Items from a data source
+ + +

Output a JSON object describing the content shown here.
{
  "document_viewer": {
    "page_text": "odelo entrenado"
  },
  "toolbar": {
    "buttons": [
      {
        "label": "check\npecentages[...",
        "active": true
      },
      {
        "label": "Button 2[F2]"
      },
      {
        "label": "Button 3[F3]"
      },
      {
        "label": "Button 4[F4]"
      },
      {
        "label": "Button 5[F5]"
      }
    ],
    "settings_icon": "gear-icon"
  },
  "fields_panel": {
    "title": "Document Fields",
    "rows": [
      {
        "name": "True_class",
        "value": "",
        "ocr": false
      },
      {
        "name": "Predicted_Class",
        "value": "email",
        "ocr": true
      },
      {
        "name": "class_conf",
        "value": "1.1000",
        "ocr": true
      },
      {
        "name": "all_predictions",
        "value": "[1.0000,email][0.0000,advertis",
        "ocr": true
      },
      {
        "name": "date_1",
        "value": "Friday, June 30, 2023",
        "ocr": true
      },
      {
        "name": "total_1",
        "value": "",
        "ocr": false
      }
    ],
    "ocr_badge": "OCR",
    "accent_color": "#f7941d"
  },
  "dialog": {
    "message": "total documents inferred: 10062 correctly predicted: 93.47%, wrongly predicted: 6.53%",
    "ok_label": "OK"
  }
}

+ + +

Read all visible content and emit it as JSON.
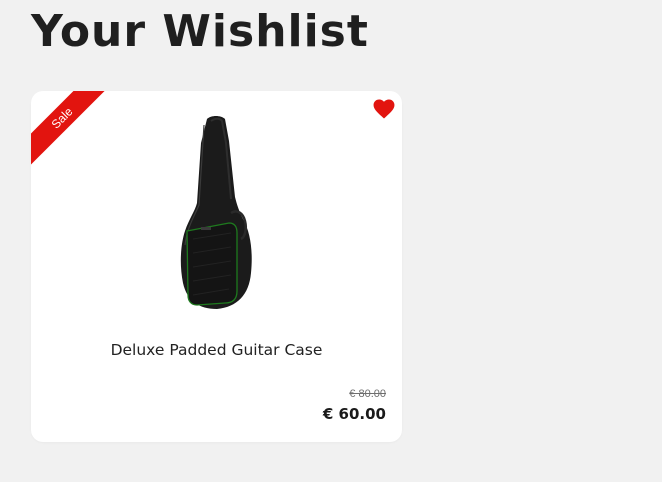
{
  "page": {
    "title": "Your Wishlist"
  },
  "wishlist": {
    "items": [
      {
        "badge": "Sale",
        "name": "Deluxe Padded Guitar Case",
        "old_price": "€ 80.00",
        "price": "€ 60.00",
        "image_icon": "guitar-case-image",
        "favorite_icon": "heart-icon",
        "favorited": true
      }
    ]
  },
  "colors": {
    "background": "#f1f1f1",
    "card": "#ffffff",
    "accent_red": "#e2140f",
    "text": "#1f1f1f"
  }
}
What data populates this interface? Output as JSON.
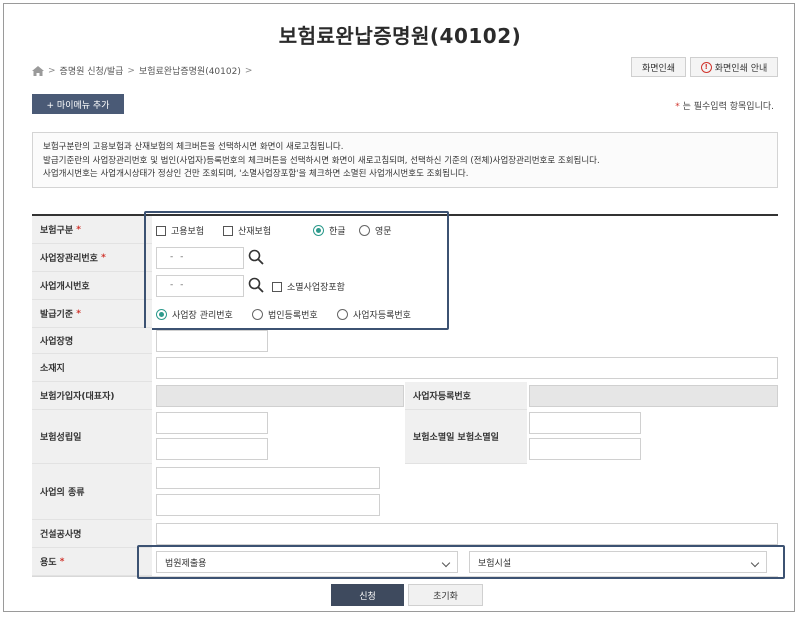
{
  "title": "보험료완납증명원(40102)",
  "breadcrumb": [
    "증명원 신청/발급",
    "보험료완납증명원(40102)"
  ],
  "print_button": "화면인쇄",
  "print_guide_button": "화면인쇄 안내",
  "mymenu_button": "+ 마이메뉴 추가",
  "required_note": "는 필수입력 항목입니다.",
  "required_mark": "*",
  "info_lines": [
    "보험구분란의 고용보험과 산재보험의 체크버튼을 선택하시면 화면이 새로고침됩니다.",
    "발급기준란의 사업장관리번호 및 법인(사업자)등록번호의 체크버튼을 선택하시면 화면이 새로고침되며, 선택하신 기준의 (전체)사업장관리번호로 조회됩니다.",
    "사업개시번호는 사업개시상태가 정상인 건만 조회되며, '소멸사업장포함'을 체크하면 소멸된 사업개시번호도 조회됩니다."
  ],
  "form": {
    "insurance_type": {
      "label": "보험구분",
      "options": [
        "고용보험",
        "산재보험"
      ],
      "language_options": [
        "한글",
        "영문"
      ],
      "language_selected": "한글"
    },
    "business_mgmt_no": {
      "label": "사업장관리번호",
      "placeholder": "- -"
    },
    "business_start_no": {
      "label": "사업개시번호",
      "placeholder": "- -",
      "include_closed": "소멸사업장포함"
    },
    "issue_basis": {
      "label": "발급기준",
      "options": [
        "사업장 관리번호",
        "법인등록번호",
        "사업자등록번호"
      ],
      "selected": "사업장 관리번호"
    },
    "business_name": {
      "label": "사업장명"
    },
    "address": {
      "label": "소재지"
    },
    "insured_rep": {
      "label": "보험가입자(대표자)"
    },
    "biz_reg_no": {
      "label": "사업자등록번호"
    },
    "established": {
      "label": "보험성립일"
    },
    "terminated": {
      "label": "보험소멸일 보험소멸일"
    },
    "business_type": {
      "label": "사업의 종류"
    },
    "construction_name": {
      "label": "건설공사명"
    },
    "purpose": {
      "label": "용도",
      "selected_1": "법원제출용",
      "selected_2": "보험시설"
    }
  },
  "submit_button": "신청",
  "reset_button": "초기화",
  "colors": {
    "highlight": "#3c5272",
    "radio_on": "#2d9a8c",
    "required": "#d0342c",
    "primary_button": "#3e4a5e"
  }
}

+ + +

Written problem
Tally the lines holding the string "content" and give only the count.

Result below
2